## What is needed
In the listing below, count the lines containing the string "Zang" and state only the number.

___ Dataset content ___

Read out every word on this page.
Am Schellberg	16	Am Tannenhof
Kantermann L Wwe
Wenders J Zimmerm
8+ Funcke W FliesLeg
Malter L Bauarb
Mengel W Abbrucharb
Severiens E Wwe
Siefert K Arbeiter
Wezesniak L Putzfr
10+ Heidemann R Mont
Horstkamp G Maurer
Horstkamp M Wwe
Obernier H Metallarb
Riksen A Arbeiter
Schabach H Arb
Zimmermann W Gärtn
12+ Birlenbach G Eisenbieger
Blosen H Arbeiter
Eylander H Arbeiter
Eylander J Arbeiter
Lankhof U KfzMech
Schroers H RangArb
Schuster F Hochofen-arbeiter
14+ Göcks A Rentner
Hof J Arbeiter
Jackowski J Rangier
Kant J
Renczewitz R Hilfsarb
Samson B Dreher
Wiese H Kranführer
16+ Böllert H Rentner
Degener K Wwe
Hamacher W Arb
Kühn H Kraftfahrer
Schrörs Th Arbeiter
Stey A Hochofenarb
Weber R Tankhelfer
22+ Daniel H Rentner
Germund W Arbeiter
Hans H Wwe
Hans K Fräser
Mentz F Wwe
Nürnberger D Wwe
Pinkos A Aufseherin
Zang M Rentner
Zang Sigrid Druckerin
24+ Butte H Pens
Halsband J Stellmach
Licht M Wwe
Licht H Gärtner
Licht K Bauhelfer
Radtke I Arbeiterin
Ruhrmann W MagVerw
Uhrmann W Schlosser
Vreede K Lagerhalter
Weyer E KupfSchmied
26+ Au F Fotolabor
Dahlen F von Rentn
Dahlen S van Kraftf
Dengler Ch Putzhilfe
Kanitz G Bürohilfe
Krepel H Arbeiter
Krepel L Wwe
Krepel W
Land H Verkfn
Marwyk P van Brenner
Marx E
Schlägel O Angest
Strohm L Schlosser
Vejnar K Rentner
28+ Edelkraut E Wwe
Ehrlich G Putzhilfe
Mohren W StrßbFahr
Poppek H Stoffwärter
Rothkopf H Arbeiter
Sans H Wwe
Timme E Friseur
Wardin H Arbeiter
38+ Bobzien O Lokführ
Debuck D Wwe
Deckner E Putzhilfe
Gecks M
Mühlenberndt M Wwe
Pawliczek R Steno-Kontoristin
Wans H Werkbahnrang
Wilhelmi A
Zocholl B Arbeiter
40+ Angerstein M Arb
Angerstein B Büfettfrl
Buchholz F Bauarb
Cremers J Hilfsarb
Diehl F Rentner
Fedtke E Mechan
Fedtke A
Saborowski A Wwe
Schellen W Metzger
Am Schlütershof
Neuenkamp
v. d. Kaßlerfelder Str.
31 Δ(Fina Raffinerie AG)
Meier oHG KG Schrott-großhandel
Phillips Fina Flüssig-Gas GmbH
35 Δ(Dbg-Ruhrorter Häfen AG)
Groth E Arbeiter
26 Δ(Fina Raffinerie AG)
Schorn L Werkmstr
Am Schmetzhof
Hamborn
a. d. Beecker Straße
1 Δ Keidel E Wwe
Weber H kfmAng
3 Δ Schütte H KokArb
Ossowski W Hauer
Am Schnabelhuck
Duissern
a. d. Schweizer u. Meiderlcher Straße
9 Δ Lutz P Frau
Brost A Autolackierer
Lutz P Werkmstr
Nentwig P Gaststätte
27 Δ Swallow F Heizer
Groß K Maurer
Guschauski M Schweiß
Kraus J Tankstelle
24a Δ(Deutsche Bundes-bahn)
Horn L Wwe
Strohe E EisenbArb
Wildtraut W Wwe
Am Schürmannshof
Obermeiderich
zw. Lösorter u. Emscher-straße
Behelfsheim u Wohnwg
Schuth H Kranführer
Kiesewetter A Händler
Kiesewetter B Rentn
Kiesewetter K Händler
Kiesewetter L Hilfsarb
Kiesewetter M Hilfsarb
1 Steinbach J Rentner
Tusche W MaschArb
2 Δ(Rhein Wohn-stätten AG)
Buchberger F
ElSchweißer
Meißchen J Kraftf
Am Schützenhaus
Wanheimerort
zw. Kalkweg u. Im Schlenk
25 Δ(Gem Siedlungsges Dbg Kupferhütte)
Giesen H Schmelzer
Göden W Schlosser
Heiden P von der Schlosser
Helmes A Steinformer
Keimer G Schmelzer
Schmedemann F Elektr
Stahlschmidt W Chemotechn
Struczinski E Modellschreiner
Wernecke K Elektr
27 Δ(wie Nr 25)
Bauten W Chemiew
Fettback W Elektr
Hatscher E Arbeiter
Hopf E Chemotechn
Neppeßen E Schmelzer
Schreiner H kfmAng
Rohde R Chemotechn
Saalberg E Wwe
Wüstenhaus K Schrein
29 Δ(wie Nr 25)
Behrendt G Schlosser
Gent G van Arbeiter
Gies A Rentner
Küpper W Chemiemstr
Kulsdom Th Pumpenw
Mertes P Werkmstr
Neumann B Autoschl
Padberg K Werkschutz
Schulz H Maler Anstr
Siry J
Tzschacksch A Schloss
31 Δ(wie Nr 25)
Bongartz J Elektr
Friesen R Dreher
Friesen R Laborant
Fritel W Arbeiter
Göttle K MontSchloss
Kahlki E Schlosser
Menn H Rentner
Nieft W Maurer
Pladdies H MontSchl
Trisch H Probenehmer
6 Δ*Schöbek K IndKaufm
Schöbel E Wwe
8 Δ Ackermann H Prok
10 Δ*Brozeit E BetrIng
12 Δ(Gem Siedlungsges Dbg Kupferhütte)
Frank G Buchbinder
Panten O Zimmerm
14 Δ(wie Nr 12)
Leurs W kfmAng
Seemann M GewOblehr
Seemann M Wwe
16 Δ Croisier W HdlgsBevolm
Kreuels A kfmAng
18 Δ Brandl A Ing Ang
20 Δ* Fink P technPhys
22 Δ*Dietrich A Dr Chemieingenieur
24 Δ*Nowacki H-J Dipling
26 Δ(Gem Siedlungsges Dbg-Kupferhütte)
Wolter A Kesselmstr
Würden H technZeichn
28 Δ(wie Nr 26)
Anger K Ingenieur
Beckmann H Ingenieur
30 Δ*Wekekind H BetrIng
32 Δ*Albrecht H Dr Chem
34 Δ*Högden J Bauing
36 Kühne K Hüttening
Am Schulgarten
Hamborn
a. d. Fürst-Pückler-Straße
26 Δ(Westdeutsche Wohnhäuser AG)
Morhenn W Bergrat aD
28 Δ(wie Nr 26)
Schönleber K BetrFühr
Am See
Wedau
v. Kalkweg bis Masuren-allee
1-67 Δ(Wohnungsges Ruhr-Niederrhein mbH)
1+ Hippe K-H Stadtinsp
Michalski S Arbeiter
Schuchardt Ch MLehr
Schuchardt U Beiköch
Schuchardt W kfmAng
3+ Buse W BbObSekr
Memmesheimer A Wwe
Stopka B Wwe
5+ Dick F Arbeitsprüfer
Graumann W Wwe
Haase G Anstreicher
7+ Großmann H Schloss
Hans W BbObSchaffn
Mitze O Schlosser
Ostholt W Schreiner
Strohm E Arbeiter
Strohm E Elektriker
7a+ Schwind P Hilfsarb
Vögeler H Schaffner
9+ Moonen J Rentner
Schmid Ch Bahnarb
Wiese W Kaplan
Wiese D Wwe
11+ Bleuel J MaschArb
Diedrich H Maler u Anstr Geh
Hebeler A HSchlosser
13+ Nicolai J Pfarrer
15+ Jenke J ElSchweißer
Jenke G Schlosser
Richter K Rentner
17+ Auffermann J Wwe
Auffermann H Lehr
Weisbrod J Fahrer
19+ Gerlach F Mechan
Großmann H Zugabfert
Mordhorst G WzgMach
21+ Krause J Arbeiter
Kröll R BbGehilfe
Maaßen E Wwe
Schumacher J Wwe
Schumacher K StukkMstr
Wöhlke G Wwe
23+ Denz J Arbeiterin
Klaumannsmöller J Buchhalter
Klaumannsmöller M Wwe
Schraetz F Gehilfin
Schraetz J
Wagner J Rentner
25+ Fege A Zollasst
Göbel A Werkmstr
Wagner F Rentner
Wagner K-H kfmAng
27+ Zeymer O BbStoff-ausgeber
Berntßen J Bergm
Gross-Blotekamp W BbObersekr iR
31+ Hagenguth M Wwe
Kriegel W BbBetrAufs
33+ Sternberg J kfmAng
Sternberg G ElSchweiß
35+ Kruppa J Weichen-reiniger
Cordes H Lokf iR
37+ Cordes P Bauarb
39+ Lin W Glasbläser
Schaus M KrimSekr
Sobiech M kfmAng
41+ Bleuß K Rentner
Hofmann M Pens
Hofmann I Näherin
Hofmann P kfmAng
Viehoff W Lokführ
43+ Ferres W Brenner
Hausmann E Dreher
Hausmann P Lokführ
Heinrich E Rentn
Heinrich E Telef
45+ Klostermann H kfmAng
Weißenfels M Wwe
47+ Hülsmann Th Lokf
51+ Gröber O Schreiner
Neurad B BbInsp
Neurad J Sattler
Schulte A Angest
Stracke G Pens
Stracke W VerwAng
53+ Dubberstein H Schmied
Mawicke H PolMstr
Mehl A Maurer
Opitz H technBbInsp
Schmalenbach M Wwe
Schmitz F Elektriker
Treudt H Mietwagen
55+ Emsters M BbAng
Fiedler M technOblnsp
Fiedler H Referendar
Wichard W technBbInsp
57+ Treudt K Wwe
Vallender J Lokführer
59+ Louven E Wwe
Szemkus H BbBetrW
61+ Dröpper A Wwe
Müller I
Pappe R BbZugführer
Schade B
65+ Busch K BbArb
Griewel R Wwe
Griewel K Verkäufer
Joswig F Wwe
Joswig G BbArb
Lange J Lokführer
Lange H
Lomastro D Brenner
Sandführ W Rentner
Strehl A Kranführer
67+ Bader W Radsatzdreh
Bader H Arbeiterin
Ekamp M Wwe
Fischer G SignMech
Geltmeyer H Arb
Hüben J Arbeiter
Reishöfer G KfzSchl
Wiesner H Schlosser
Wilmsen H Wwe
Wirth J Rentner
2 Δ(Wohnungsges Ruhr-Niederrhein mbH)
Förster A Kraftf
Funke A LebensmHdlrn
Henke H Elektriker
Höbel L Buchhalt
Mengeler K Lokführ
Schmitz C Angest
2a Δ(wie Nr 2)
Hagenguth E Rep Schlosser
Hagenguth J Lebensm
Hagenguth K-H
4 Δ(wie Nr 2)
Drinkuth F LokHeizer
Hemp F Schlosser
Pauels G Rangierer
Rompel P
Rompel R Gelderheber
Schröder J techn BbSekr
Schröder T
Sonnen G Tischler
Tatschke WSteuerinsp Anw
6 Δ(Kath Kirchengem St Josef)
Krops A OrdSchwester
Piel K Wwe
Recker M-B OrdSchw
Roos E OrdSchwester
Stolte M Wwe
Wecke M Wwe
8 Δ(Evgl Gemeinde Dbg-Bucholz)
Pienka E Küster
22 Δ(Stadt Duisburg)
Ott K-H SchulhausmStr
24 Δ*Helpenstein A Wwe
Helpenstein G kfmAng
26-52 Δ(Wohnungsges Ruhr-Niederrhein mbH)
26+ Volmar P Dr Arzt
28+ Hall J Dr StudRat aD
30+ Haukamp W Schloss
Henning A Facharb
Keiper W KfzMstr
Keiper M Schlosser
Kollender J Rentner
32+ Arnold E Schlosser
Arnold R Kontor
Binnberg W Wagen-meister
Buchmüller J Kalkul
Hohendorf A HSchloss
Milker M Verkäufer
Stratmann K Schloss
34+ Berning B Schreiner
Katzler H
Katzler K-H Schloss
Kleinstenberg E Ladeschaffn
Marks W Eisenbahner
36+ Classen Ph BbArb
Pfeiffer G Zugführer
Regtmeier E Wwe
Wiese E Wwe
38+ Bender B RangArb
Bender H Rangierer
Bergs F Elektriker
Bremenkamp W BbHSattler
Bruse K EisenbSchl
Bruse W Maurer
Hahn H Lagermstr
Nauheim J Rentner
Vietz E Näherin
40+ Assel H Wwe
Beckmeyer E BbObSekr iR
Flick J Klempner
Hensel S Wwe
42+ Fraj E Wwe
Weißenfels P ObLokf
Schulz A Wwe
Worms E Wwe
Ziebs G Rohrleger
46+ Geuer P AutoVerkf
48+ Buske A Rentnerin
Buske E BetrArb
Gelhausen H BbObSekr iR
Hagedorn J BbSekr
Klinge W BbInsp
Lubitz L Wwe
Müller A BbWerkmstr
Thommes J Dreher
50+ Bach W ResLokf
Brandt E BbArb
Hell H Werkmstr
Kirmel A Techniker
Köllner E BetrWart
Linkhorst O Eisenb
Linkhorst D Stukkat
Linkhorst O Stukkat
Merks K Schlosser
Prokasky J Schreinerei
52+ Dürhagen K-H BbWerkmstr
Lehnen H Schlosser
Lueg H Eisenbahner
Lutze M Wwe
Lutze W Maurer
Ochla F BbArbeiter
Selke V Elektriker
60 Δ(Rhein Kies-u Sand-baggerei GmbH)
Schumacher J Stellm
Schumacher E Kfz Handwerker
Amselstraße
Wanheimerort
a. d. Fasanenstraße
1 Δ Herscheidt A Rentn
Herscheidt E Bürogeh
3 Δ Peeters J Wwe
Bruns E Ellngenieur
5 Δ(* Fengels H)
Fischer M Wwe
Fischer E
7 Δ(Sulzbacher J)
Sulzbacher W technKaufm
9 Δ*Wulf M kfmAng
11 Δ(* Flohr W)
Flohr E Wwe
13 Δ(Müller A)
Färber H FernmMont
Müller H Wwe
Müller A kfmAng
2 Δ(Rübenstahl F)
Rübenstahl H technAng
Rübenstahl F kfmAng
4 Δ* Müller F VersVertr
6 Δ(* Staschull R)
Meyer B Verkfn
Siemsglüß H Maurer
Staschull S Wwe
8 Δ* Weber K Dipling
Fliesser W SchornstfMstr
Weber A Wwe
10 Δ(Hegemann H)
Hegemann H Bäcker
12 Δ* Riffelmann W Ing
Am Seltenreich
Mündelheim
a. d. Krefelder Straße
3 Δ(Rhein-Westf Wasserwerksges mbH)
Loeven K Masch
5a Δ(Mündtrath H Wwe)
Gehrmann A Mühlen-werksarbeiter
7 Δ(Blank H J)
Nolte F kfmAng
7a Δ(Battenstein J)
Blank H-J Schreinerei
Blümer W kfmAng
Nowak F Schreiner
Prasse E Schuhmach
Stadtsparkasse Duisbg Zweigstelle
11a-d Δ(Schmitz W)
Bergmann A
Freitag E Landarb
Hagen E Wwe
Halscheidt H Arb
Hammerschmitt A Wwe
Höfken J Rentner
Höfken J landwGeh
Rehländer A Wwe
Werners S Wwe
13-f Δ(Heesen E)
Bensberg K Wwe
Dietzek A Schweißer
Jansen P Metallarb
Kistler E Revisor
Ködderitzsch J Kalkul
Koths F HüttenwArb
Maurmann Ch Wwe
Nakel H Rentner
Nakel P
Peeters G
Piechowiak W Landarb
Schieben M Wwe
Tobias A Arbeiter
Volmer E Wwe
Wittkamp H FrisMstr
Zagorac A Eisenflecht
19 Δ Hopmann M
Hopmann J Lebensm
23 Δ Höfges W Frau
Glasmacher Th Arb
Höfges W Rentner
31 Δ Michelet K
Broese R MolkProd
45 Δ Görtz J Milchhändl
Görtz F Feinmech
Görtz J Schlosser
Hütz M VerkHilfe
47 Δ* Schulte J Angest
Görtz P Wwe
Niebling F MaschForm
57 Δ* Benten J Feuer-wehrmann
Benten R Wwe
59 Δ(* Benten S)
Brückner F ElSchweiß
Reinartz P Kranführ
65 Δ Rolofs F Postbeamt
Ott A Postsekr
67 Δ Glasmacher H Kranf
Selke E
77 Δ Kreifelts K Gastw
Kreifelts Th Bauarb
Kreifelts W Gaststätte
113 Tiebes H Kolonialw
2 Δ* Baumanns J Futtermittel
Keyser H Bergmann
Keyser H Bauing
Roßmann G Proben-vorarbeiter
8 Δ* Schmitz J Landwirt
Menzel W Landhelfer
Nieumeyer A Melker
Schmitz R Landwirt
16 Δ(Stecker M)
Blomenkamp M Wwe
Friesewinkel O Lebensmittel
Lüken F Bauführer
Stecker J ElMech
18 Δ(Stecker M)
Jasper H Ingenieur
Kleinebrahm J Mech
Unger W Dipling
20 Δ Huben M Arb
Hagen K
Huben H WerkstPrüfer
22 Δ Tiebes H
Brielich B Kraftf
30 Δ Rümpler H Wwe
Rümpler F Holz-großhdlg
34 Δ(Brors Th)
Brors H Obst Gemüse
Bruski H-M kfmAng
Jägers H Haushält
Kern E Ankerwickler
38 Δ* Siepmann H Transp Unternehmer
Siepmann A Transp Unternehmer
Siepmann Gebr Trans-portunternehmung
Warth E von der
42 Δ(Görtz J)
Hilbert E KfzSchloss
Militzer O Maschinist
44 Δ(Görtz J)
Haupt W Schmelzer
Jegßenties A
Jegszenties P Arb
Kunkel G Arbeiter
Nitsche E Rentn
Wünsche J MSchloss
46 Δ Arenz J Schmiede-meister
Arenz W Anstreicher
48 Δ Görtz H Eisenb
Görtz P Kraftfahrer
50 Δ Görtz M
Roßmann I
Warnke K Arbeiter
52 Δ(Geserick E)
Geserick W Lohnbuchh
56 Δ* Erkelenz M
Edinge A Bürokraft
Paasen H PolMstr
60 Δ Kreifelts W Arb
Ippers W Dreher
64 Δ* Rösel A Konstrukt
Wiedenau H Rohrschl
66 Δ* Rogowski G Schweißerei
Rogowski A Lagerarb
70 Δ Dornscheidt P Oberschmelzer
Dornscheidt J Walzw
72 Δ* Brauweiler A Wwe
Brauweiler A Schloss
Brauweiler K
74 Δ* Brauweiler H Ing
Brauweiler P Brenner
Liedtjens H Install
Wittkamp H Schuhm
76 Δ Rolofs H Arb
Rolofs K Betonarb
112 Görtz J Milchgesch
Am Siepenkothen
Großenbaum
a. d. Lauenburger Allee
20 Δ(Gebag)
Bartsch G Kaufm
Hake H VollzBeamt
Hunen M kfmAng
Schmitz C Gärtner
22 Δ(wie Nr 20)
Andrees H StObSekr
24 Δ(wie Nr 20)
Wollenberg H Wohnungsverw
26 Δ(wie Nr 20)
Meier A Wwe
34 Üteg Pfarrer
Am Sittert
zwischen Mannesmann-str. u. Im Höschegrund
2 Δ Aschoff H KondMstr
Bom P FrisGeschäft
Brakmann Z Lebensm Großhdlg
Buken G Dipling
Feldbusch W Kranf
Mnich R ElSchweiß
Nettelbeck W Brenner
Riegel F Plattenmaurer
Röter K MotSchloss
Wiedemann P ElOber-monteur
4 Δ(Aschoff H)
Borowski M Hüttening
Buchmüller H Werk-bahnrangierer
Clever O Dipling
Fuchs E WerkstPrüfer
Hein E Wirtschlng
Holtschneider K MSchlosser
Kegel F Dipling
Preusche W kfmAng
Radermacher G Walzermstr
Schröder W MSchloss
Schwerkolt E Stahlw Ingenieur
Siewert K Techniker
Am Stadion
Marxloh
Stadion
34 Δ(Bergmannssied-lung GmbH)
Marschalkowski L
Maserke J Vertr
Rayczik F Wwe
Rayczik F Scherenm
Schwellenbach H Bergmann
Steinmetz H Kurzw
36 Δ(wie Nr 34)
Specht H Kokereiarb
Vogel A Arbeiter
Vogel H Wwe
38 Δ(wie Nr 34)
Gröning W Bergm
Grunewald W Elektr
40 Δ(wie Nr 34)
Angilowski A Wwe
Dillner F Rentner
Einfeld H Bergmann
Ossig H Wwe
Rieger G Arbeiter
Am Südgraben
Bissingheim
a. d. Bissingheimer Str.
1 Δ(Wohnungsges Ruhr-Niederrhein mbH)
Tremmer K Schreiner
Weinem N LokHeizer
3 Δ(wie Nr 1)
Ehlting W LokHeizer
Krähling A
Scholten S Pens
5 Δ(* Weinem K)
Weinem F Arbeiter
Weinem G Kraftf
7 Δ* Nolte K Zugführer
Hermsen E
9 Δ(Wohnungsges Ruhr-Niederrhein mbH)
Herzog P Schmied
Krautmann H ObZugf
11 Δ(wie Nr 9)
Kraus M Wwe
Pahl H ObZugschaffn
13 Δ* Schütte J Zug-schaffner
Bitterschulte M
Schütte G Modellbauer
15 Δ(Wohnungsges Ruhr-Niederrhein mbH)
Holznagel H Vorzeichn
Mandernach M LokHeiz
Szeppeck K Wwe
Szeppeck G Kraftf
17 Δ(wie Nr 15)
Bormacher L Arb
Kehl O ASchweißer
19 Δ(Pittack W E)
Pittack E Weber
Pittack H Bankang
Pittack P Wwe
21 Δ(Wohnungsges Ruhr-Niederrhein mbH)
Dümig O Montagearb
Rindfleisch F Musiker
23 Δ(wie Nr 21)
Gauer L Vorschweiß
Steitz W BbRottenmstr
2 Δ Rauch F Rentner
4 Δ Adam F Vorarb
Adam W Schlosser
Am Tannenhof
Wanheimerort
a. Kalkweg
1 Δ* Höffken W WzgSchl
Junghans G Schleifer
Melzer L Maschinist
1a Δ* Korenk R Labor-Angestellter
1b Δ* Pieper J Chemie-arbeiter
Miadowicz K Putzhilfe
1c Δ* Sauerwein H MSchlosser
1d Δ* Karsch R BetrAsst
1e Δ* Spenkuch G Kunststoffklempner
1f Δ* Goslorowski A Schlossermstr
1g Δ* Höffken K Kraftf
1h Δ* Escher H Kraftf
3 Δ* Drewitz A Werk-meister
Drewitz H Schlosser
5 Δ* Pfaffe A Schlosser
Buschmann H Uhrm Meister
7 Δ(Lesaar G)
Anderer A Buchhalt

___

## Exercise response
2